Stored entries:
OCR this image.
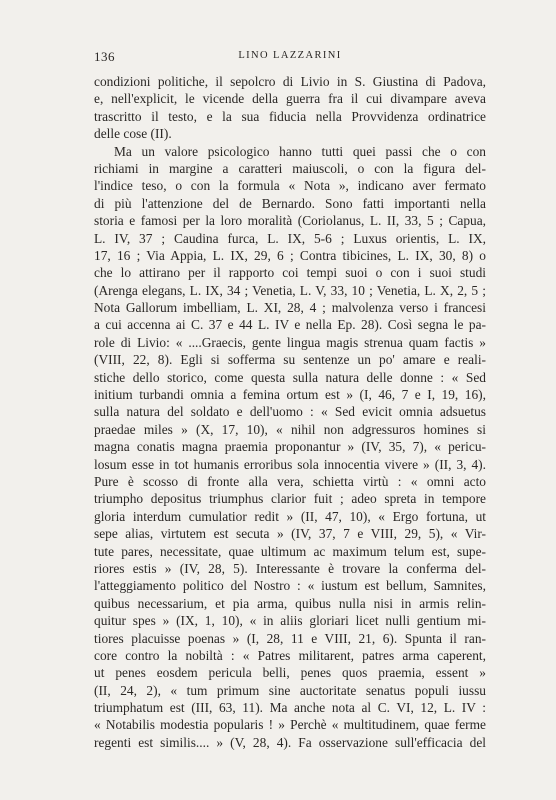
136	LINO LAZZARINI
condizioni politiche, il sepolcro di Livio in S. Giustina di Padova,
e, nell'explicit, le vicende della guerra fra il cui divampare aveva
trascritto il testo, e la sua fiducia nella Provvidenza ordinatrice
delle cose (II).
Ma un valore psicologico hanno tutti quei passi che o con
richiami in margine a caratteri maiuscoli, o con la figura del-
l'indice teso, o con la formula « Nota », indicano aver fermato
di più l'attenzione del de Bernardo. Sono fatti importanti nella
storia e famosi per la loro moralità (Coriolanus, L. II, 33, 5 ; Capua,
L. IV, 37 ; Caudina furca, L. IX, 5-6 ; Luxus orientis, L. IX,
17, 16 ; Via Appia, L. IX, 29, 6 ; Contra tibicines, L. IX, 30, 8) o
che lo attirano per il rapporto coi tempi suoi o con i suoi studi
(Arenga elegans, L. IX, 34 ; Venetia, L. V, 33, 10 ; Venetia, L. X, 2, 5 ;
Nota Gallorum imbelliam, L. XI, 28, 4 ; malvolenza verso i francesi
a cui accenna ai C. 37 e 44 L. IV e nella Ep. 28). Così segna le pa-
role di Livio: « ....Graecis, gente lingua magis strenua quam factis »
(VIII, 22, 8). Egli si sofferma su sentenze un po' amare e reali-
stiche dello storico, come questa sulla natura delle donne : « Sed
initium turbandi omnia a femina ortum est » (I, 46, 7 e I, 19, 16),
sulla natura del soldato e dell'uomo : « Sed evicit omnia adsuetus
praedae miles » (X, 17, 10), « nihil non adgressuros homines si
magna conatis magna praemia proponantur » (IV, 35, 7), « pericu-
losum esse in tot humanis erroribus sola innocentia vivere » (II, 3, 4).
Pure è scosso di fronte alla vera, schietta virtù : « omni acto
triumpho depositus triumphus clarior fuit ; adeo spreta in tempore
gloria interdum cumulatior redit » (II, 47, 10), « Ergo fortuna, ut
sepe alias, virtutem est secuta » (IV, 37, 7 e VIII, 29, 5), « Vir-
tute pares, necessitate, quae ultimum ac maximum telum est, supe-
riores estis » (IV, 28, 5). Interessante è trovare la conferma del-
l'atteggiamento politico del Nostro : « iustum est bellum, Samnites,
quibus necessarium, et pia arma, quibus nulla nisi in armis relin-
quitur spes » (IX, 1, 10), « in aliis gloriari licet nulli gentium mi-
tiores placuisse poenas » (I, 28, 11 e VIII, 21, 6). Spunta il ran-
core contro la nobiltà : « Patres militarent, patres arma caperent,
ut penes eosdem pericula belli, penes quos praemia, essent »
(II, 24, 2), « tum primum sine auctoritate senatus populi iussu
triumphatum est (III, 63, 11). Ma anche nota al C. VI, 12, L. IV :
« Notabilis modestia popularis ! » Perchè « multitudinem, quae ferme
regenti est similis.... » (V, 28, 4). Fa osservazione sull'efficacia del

--- The problem ---
From the entries above, list each line with "quae" in it.

--- Result for this task ---
tute pares, necessitate, quae ultimum ac maximum telum est, supe-
« Notabilis modestia popularis ! » Perchè « multitudinem, quae ferme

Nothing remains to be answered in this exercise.